··· DATASET ···

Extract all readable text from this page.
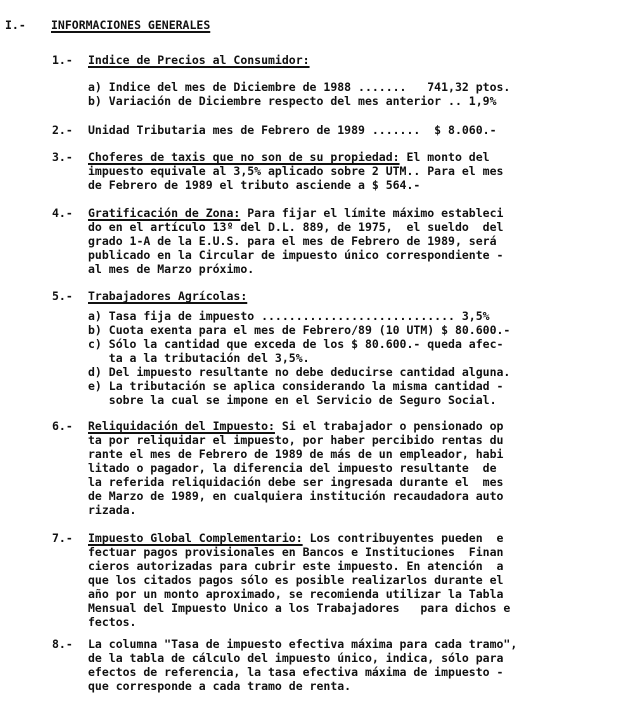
I.- INFORMACIONES GENERALES
1.- Indice de Precios al Consumidor:
a) Indice del mes de Diciembre de 1988 .......   741,32 ptos.
b) Variación de Diciembre respecto del mes anterior .. 1,9%
2.- Unidad Tributaria mes de Febrero de 1989 .......  $ 8.060.-
3.- Choferes de taxis que no son de su propiedad: El monto del
impuesto equivale al 3,5% aplicado sobre 2 UTM.. Para el mes
de Febrero de 1989 el tributo asciende a $ 564.-
4.- Gratificación de Zona: Para fijar el límite máximo estableci
do en el artículo 13º del D.L. 889, de 1975,  el sueldo  del
grado 1-A de la E.U.S. para el mes de Febrero de 1989, será
publicado en la Circular de impuesto único correspondiente -
al mes de Marzo próximo.
5.- Trabajadores Agrícolas:
a) Tasa fija de impuesto ............................ 3,5%
b) Cuota exenta para el mes de Febrero/89 (10 UTM) $ 80.600.-
c) Sólo la cantidad que exceda de los $ 80.600.- queda afec-
ta a la tributación del 3,5%.
d) Del impuesto resultante no debe deducirse cantidad alguna.
e) La tributación se aplica considerando la misma cantidad -
sobre la cual se impone en el Servicio de Seguro Social.
6.- Reliquidación del Impuesto: Si el trabajador o pensionado op
ta por reliquidar el impuesto, por haber percibido rentas du
rante el mes de Febrero de 1989 de más de un empleador, habi
litado o pagador, la diferencia del impuesto resultante  de
la referida reliquidación debe ser ingresada durante el  mes
de Marzo de 1989, en cualquiera institución recaudadora auto
rizada.
7.- Impuesto Global Complementario: Los contribuyentes pueden  e
fectuar pagos provisionales en Bancos e Instituciones  Finan
cieros autorizadas para cubrir este impuesto. En atención  a
que los citados pagos sólo es posible realizarlos durante el
año por un monto aproximado, se recomienda utilizar la Tabla
Mensual del Impuesto Unico a los Trabajadores   para dichos e
fectos.
8.- La columna "Tasa de impuesto efectiva máxima para cada tramo",
de la tabla de cálculo del impuesto único, indica, sólo para
efectos de referencia, la tasa efectiva máxima de impuesto -
que corresponde a cada tramo de renta.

···

**BRIEF:** All of the data above should be quoted exactly, except for the pictures.

**WRITTEN RESPONSE:**
Extract all readable text from this page.
I.- INFORMACIONES GENERALES
1.- Indice de Precios al Consumidor:
a) Indice del mes de Diciembre de 1988 .......   741,32 ptos.
b) Variación de Diciembre respecto del mes anterior .. 1,9%
2.- Unidad Tributaria mes de Febrero de 1989 .......  $ 8.060.-
3.- Choferes de taxis que no son de su propiedad: El monto del
impuesto equivale al 3,5% aplicado sobre 2 UTM.. Para el mes
de Febrero de 1989 el tributo asciende a $ 564.-
4.- Gratificación de Zona: Para fijar el límite máximo estableci
do en el artículo 13º del D.L. 889, de 1975,  el sueldo  del
grado 1-A de la E.U.S. para el mes de Febrero de 1989, será
publicado en la Circular de impuesto único correspondiente -
al mes de Marzo próximo.
5.- Trabajadores Agrícolas:
a) Tasa fija de impuesto ............................ 3,5%
b) Cuota exenta para el mes de Febrero/89 (10 UTM) $ 80.600.-
c) Sólo la cantidad que exceda de los $ 80.600.- queda afec-
ta a la tributación del 3,5%.
d) Del impuesto resultante no debe deducirse cantidad alguna.
e) La tributación se aplica considerando la misma cantidad -
sobre la cual se impone en el Servicio de Seguro Social.
6.- Reliquidación del Impuesto: Si el trabajador o pensionado op
ta por reliquidar el impuesto, por haber percibido rentas du
rante el mes de Febrero de 1989 de más de un empleador, habi
litado o pagador, la diferencia del impuesto resultante  de
la referida reliquidación debe ser ingresada durante el  mes
de Marzo de 1989, en cualquiera institución recaudadora auto
rizada.
7.- Impuesto Global Complementario: Los contribuyentes pueden  e
fectuar pagos provisionales en Bancos e Instituciones  Finan
cieros autorizadas para cubrir este impuesto. En atención  a
que los citados pagos sólo es posible realizarlos durante el
año por un monto aproximado, se recomienda utilizar la Tabla
Mensual del Impuesto Unico a los Trabajadores   para dichos e
fectos.
8.- La columna "Tasa de impuesto efectiva máxima para cada tramo",
de la tabla de cálculo del impuesto único, indica, sólo para
efectos de referencia, la tasa efectiva máxima de impuesto -
que corresponde a cada tramo de renta.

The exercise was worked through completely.